** Start SOURCE PASSAGE **

Astonishingly, the poverty rate after housing costs for children in single-earner families with full-time work is now 44%. Given the changes to employment over this period, had the risk of poverty for working families remained where it was when Labour left office in 2010, we would now be looking at there being far fewer children in poverty. That is what I mean about a wasted opportunity. Just think: the historical record of Conservative-led Governments would be one of poverty reduction. Ministers would be able to proudly defend their record on child poverty. They would not need to switch poverty measures to confuse people. They would be quite happy to be judged on the headline relative poverty measure.
How did this all happen? Faced with employment trends that would have reduced poverty, we had policies that made working and out-of-work families poorer—specifically the benefit freeze, which permanently reduced the value of in-work and out-of-work support. Universal credit was designed around a single-earner household model, and it continues to provide poor rewards for second earners when they increase their hours and earnings. The Government’s response to the weak incentives in universal credit is the crude stick of in-work conditionality. It is virtually an admission that they do not expect second earners to be dramatically better off if they increase their earnings.

** End SOURCE PASSAGE **

STATED GOAL A:
Duplicate the child poverty passage between "Astonishingly, the poverty" and "relative poverty measure.", inclusive.
STATED GOAL B:
Pick up the child poverty passage after its final sentence and continue it.

** Start STORED RECORDS **

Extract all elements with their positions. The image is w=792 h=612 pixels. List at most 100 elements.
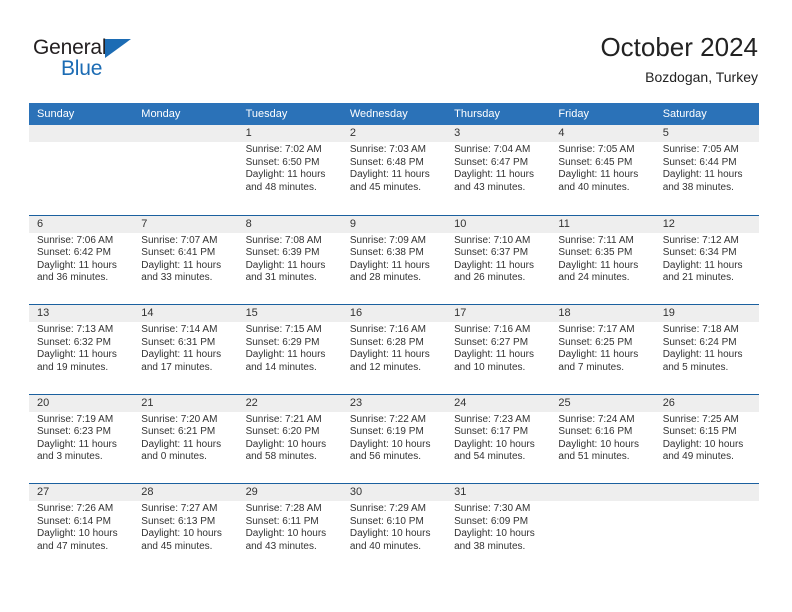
day-info-line: Sunrise: 7:09 AM [349,234,426,246]
day-cell-2[interactable]: 2 Sunrise: 7:03 AM Sunset: 6:48 PM Daylight… [342,125,446,215]
day-number: 25 [558,396,571,409]
day-info-line: and 48 minutes. [245,181,317,193]
day-cell-5[interactable]: 5 Sunrise: 7:05 AM Sunset: 6:44 PM Daylight… [655,125,759,215]
day-info-line: Daylight: 11 hours [141,349,222,361]
logo-text-blue: Blue [61,57,103,80]
day-info-line: Sunrise: 7:05 AM [662,144,739,155]
day-number: 14 [141,307,154,319]
day-cell-15[interactable]: 15 Sunrise: 7:15 AM Sunset: 6:29 PM Dayligh… [238,305,342,394]
day-sun-info: Sunrise: 7:17 AM Sunset: 6:25 PM Daylight:… [558,322,654,374]
day-info-line: and 21 minutes. [662,272,734,284]
day-cell-19[interactable]: 19 Sunrise: 7:18 AM Sunset: 6:24 PM Dayligh… [655,305,759,394]
day-sun-info: Sunrise: 7:11 AM Sunset: 6:35 PM Daylight:… [558,233,654,285]
day-cell-22[interactable]: 22 Sunrise: 7:21 AM Sunset: 6:20 PM Dayligh… [238,395,342,484]
day-sun-info: Sunrise: 7:15 AM Sunset: 6:29 PM Daylight:… [246,322,342,374]
weekday-header-friday: Friday [558,108,589,120]
day-info-line: Daylight: 10 hours [349,438,431,450]
day-number: 24 [454,396,467,409]
day-cell-20[interactable]: 20 Sunrise: 7:19 AM Sunset: 6:23 PM Dayligh… [29,395,133,484]
day-info-line: Sunrise: 7:16 AM [349,324,426,335]
day-info-line: and 56 minutes. [349,451,422,463]
day-cell-12[interactable]: 12 Sunrise: 7:12 AM Sunset: 6:34 PM Dayligh… [655,216,759,305]
day-cell-7[interactable]: 7 Sunrise: 7:07 AM Sunset: 6:41 PM Daylight… [133,216,237,305]
day-number: 21 [141,396,154,409]
day-sun-info: Sunrise: 7:02 AM Sunset: 6:50 PM Daylight:… [246,142,342,194]
day-info-line: Daylight: 11 hours [245,349,326,361]
day-cell-6[interactable]: 6 Sunrise: 7:06 AM Sunset: 6:42 PM Daylight… [29,216,133,305]
day-info-line: Sunset: 6:11 PM [245,515,319,527]
day-number: 3 [454,127,461,139]
day-sun-info: Sunrise: 7:28 AM Sunset: 6:11 PM Daylight:… [246,501,342,553]
day-cell-30[interactable]: 30 Sunrise: 7:29 AM Sunset: 6:10 PM Dayligh… [342,484,446,573]
day-sun-info: Sunrise: 7:16 AM Sunset: 6:28 PM Daylight:… [350,322,446,374]
day-cell-27[interactable]: 27 Sunrise: 7:26 AM Sunset: 6:14 PM Dayligh… [29,484,133,573]
day-info-line: Sunrise: 7:20 AM [141,413,218,425]
day-info-line: Daylight: 11 hours [141,438,222,450]
day-info-line: Sunrise: 7:07 AM [141,234,218,246]
day-cell-container: 20 Sunrise: 7:19 AM Sunset: 6:23 PM Dayligh… [29,395,759,484]
day-cell-29[interactable]: 29 Sunrise: 7:28 AM Sunset: 6:11 PM Dayligh… [238,484,342,573]
day-info-line: and 40 minutes. [349,540,422,552]
day-cell-24[interactable]: 24 Sunrise: 7:23 AM Sunset: 6:17 PM Dayligh… [446,395,550,484]
day-info-line: Sunrise: 7:12 AM [662,234,739,246]
day-cell-1[interactable]: 1 Sunrise: 7:02 AM Sunset: 6:50 PM Daylight… [238,125,342,215]
day-sun-info: Sunrise: 7:03 AM Sunset: 6:48 PM Daylight:… [350,142,446,194]
day-cell-10[interactable]: 10 Sunrise: 7:10 AM Sunset: 6:37 PM Dayligh… [446,216,550,305]
day-info-line: Sunset: 6:34 PM [662,247,737,259]
day-info-line: Sunrise: 7:13 AM [37,324,114,335]
day-number: 4 [558,127,565,139]
day-info-line: Sunset: 6:21 PM [141,426,216,438]
day-cell-3[interactable]: 3 Sunrise: 7:04 AM Sunset: 6:47 PM Daylight… [446,125,550,215]
day-number: 2 [349,127,356,139]
day-info-line: and 14 minutes. [245,361,317,373]
day-info-line: Sunset: 6:32 PM [37,336,111,348]
day-cell-17[interactable]: 17 Sunrise: 7:16 AM Sunset: 6:27 PM Dayligh… [446,305,550,394]
day-info-line: Daylight: 11 hours [662,259,743,271]
day-cell-28[interactable]: 28 Sunrise: 7:27 AM Sunset: 6:13 PM Dayligh… [133,484,237,573]
day-info-line: Daylight: 11 hours [662,169,743,181]
day-info-line: Sunset: 6:29 PM [245,336,320,348]
day-cell-4[interactable]: 4 Sunrise: 7:05 AM Sunset: 6:45 PM Daylight… [550,125,654,215]
day-number: 23 [349,396,363,409]
day-info-line: Daylight: 10 hours [245,528,327,540]
day-sun-info [141,142,237,144]
day-cell-26[interactable]: 26 Sunrise: 7:25 AM Sunset: 6:15 PM Dayligh… [655,395,759,484]
day-cell-empty [133,125,237,215]
day-cell-11[interactable]: 11 Sunrise: 7:11 AM Sunset: 6:35 PM Dayligh… [550,216,654,305]
calendar-week-row: 6 Sunrise: 7:06 AM Sunset: 6:42 PM Daylight… [29,214,759,305]
day-info-line: Sunrise: 7:06 AM [37,234,114,246]
day-info-line: Daylight: 11 hours [558,349,639,361]
day-sun-info: Sunrise: 7:26 AM Sunset: 6:14 PM Daylight:… [37,501,133,553]
day-info-line: Daylight: 11 hours [349,169,430,181]
day-info-line: and 58 minutes. [245,451,317,463]
day-info-line: Daylight: 10 hours [37,528,118,540]
day-sun-info: Sunrise: 7:10 AM Sunset: 6:37 PM Daylight:… [454,233,550,285]
day-number: 31 [454,486,467,498]
day-info-line: Sunset: 6:15 PM [662,426,737,438]
day-info-line: Daylight: 10 hours [662,438,744,450]
day-info-line: Daylight: 10 hours [454,528,535,540]
day-cell-13[interactable]: 13 Sunrise: 7:13 AM Sunset: 6:32 PM Dayligh… [29,305,133,394]
day-info-line: Daylight: 10 hours [245,438,327,450]
day-info-line: and 51 minutes. [558,451,630,463]
day-info-line: Sunset: 6:42 PM [37,247,111,259]
day-cell-25[interactable]: 25 Sunrise: 7:24 AM Sunset: 6:16 PM Dayligh… [550,395,654,484]
day-cell-21[interactable]: 21 Sunrise: 7:20 AM Sunset: 6:21 PM Dayligh… [133,395,237,484]
day-sun-info: Sunrise: 7:07 AM Sunset: 6:41 PM Daylight:… [141,233,237,285]
day-info-line: and 28 minutes. [349,272,422,284]
day-cell-16[interactable]: 16 Sunrise: 7:16 AM Sunset: 6:28 PM Dayligh… [342,305,446,394]
day-info-line: Sunset: 6:09 PM [454,515,529,527]
day-info-line: Sunrise: 7:11 AM [558,234,634,246]
calendar-grid: Sunday Monday Tuesday Wednesday Thursday Frid… [29,103,759,573]
day-cell-18[interactable]: 18 Sunrise: 7:17 AM Sunset: 6:25 PM Dayligh… [550,305,654,394]
day-info-line: Sunrise: 7:28 AM [245,503,322,514]
day-info-line: Sunrise: 7:02 AM [245,144,322,155]
title-block: October 2024 Bozdogan, Turkey [600,32,758,87]
day-cell-8[interactable]: 8 Sunrise: 7:08 AM Sunset: 6:39 PM Daylight… [238,216,342,305]
day-cell-31[interactable]: 31 Sunrise: 7:30 AM Sunset: 6:09 PM Dayligh… [446,484,550,573]
day-cell-9[interactable]: 9 Sunrise: 7:09 AM Sunset: 6:38 PM Daylight… [342,216,446,305]
day-info-line: Sunrise: 7:29 AM [349,503,426,514]
day-cell-14[interactable]: 14 Sunrise: 7:14 AM Sunset: 6:31 PM Dayligh… [133,305,237,394]
day-cell-23[interactable]: 23 Sunrise: 7:22 AM Sunset: 6:19 PM Dayligh… [342,395,446,484]
day-number: 30 [349,486,363,498]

** End STORED RECORDS **

EXERCISE RESPONSE A:
Astonishingly, the poverty rate after housing costs for children in single-earner families with full-time work is now 44%. Given the changes to employment over this period, had the risk of poverty for working families remained where it was when Labour left office in 2010, we would now be looking at there being far fewer children in poverty. That is what I mean about a wasted opportunity. Just think: the historical record of Conservative-led Governments would be one of poverty reduction. Ministers would be able to proudly defend their record on child poverty. They would not need to switch poverty measures to confuse people. They would be quite happy to be judged on the headline relative poverty measure.

EXERCISE RESPONSE B:
For too long, jobcentre policy has been concerned with getting people into any job without considering crucial aspects of job quality such as stability and predictability of earnings and progression. If we want work to be the main route to poverty reduction—and we do—for those who can work, it needs to be work where people can genuinely improve their incomes over time, rather than struggle with zero-hours contracts, unpredictable shift patterns and fluctuating earnings.
The lesson is that increasing parental employment is a necessary but not sufficient condition for reducing child poverty. If we want to reduce poverty, we need a genuinely supportive welfare state and a focus on job quality. These have been the missing ingredients in Government policy since 2010, leading to the squandering of opportunities for poverty reduction.